Exercise description =>
Reproduce every one of the records below word for word, with nothing added or left out.

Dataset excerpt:
— start —

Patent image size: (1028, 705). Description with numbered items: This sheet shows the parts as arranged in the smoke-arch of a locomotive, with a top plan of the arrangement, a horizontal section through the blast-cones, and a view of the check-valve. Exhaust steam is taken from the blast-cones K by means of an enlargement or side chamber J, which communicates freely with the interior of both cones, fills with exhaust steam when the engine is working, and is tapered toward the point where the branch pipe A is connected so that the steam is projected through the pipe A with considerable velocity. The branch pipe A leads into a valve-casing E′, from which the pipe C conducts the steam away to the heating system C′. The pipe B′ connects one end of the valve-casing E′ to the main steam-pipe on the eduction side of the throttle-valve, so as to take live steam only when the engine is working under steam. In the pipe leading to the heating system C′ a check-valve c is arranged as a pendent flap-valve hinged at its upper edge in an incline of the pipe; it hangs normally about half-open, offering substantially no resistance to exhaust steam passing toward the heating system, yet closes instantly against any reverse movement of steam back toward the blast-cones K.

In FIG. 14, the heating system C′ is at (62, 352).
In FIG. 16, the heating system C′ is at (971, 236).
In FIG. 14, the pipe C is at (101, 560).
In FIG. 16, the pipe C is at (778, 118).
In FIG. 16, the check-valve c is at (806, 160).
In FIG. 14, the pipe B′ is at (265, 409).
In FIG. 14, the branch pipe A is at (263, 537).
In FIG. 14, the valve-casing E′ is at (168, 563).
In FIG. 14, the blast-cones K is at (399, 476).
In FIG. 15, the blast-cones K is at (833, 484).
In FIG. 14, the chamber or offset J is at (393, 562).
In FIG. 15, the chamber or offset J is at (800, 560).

— end —

Worked answer =>
Patent image size: (1028, 705). Description with numbered items: This sheet shows the parts as arranged in the smoke-arch of a locomotive, with a top plan of the arrangement, a horizontal section through the blast-cones, and a view of the check-valve. Exhaust steam is taken from the blast-cones K by means of an enlargement or side chamber J, which communicates freely with the interior of both cones, fills with exhaust steam when the engine is working, and is tapered toward the point where the branch pipe A is connected so that the steam is projected through the pipe A with considerable velocity. The branch pipe A leads into a valve-casing E′, from which the pipe C conducts the steam away to the heating system C′. The pipe B′ connects one end of the valve-casing E′ to the main steam-pipe on the eduction side of the throttle-valve, so as to take live steam only when the engine is working under steam. In the pipe leading to the heating system C′ a check-valve c is arranged as a pendent flap-valve hinged at its upper edge in an incline of the pipe; it hangs normally about half-open, offering substantially no resistance to exhaust steam passing toward the heating system, yet closes instantly against any reverse movement of steam back toward the blast-cones K.

In FIG. 14, the heating system C′ is at (62, 352).
In FIG. 16, the heating system C′ is at (971, 236).
In FIG. 14, the pipe C is at (101, 560).
In FIG. 16, the pipe C is at (778, 118).
In FIG. 16, the check-valve c is at (806, 160).
In FIG. 14, the pipe B′ is at (265, 409).
In FIG. 14, the branch pipe A is at (263, 537).
In FIG. 14, the valve-casing E′ is at (168, 563).
In FIG. 14, the blast-cones K is at (399, 476).
In FIG. 15, the blast-cones K is at (833, 484).
In FIG. 14, the chamber or offset J is at (393, 562).
In FIG. 15, the chamber or offset J is at (800, 560).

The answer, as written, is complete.